Direction
The records below must be copied in full; omit the images.

** Begin **

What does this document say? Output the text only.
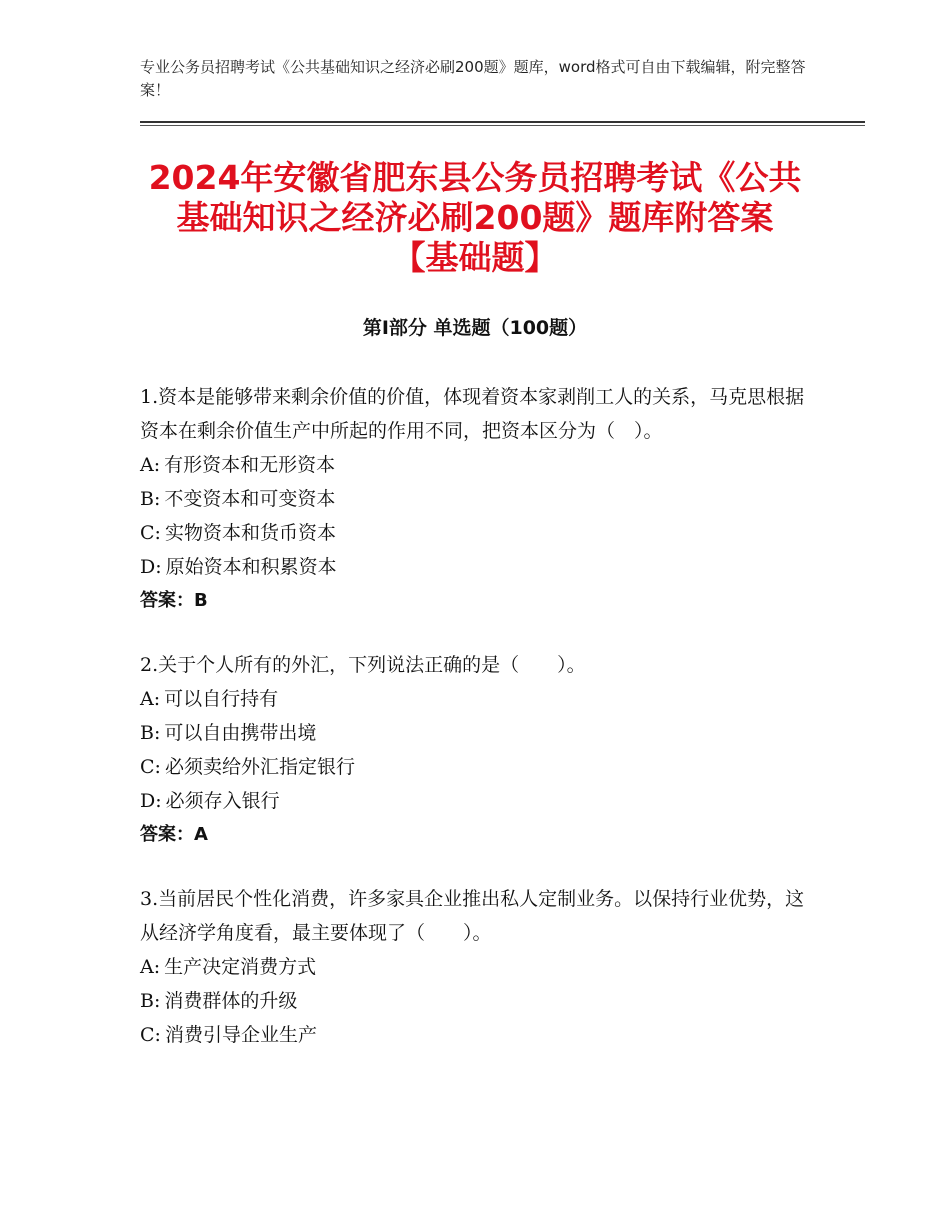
专业公务员招聘考试《公共基础知识之经济必刷200题》题库，word格式可自由下载编辑，附完整答案！
2024年安徽省肥东县公务员招聘考试《公共
基础知识之经济必刷200题》题库附答案
【基础题】
第I部分 单选题（100题）

1.资本是能够带来剩余价值的价值，体现着资本家剥削工人的关系，马克思根据资本在剩余价值生产中所起的作用不同，把资本区分为（　）。

A: 有形资本和无形资本

B: 不变资本和可变资本

C: 实物资本和货币资本

D: 原始资本和积累资本

答案：B

2.关于个人所有的外汇，下列说法正确的是（　　）。

A: 可以自行持有

B: 可以自由携带出境

C: 必须卖给外汇指定银行

D: 必须存入银行

答案：A

3.当前居民个性化消费，许多家具企业推出私人定制业务。以保持行业优势，这从经济学角度看，最主要体现了（　　）。

A: 生产决定消费方式

B: 消费群体的升级

C: 消费引导企业生产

** End **

Written solution
What does this document say? Output the text only.
专业公务员招聘考试《公共基础知识之经济必刷200题》题库，word格式可自由下载编辑，附完整答案！
2024年安徽省肥东县公务员招聘考试《公共
基础知识之经济必刷200题》题库附答案
【基础题】
第I部分 单选题（100题）

1.资本是能够带来剩余价值的价值，体现着资本家剥削工人的关系，马克思根据资本在剩余价值生产中所起的作用不同，把资本区分为（　）。

A: 有形资本和无形资本

B: 不变资本和可变资本

C: 实物资本和货币资本

D: 原始资本和积累资本

答案：B

2.关于个人所有的外汇，下列说法正确的是（　　）。

A: 可以自行持有

B: 可以自由携带出境

C: 必须卖给外汇指定银行

D: 必须存入银行

答案：A

3.当前居民个性化消费，许多家具企业推出私人定制业务。以保持行业优势，这从经济学角度看，最主要体现了（　　）。

A: 生产决定消费方式

B: 消费群体的升级

C: 消费引导企业生产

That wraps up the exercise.